Exercise: Change every occurrence of "appendix-line" to "annex-line" in the rows below, keeping all other text and numbers unchanged.

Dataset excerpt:
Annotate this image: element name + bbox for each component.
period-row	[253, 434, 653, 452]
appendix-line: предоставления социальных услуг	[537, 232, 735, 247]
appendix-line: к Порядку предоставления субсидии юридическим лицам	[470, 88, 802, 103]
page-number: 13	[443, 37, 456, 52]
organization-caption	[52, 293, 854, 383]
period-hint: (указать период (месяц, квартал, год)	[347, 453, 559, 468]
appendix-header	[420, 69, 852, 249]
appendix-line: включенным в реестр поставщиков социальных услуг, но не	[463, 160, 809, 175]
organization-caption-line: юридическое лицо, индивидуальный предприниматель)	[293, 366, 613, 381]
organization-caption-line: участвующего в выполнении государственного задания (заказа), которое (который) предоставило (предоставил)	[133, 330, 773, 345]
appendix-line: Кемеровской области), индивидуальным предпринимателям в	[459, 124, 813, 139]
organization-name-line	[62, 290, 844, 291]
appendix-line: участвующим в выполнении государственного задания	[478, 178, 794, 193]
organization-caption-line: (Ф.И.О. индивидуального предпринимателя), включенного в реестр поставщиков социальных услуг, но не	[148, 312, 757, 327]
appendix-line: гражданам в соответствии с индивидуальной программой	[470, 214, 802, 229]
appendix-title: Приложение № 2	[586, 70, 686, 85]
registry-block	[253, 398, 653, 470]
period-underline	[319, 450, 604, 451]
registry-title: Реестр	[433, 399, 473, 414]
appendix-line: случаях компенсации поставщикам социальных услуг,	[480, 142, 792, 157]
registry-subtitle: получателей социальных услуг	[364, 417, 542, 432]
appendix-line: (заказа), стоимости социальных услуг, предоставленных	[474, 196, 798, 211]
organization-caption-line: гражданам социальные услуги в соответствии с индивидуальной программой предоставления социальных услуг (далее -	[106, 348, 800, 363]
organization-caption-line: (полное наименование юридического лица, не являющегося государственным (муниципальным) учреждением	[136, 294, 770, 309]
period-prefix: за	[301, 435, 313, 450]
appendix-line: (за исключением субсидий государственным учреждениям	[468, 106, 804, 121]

Problem solution:
Annotate this image: element name + bbox for each component.
period-row	[253, 434, 653, 452]
annex-line: предоставления социальных услуг	[537, 232, 735, 247]
annex-line: к Порядку предоставления субсидии юридическим лицам	[470, 88, 802, 103]
page-number: 13	[443, 37, 456, 52]
organization-caption	[52, 293, 854, 383]
period-hint: (указать период (месяц, квартал, год)	[347, 453, 559, 468]
appendix-header	[420, 69, 852, 249]
annex-line: включенным в реестр поставщиков социальных услуг, но не	[463, 160, 809, 175]
organization-caption-line: юридическое лицо, индивидуальный предприниматель)	[293, 366, 613, 381]
organization-caption-line: участвующего в выполнении государственного задания (заказа), которое (который) предоставило (предоставил)	[133, 330, 773, 345]
annex-line: Кемеровской области), индивидуальным предпринимателям в	[459, 124, 813, 139]
organization-name-line	[62, 290, 844, 291]
annex-line: участвующим в выполнении государственного задания	[478, 178, 794, 193]
organization-caption-line: (Ф.И.О. индивидуального предпринимателя), включенного в реестр поставщиков социальных услуг, но не	[148, 312, 757, 327]
annex-line: гражданам в соответствии с индивидуальной программой	[470, 214, 802, 229]
appendix-title: Приложение № 2	[586, 70, 686, 85]
registry-block	[253, 398, 653, 470]
period-underline	[319, 450, 604, 451]
registry-title: Реестр	[433, 399, 473, 414]
annex-line: случаях компенсации поставщикам социальных услуг,	[480, 142, 792, 157]
registry-subtitle: получателей социальных услуг	[364, 417, 542, 432]
annex-line: (заказа), стоимости социальных услуг, предоставленных	[474, 196, 798, 211]
organization-caption-line: гражданам социальные услуги в соответствии с индивидуальной программой предоставления социальных услуг (далее -	[106, 348, 800, 363]
organization-caption-line: (полное наименование юридического лица, не являющегося государственным (муниципальным) учреждением	[136, 294, 770, 309]
period-prefix: за	[301, 435, 313, 450]
annex-line: (за исключением субсидий государственным учреждениям	[468, 106, 804, 121]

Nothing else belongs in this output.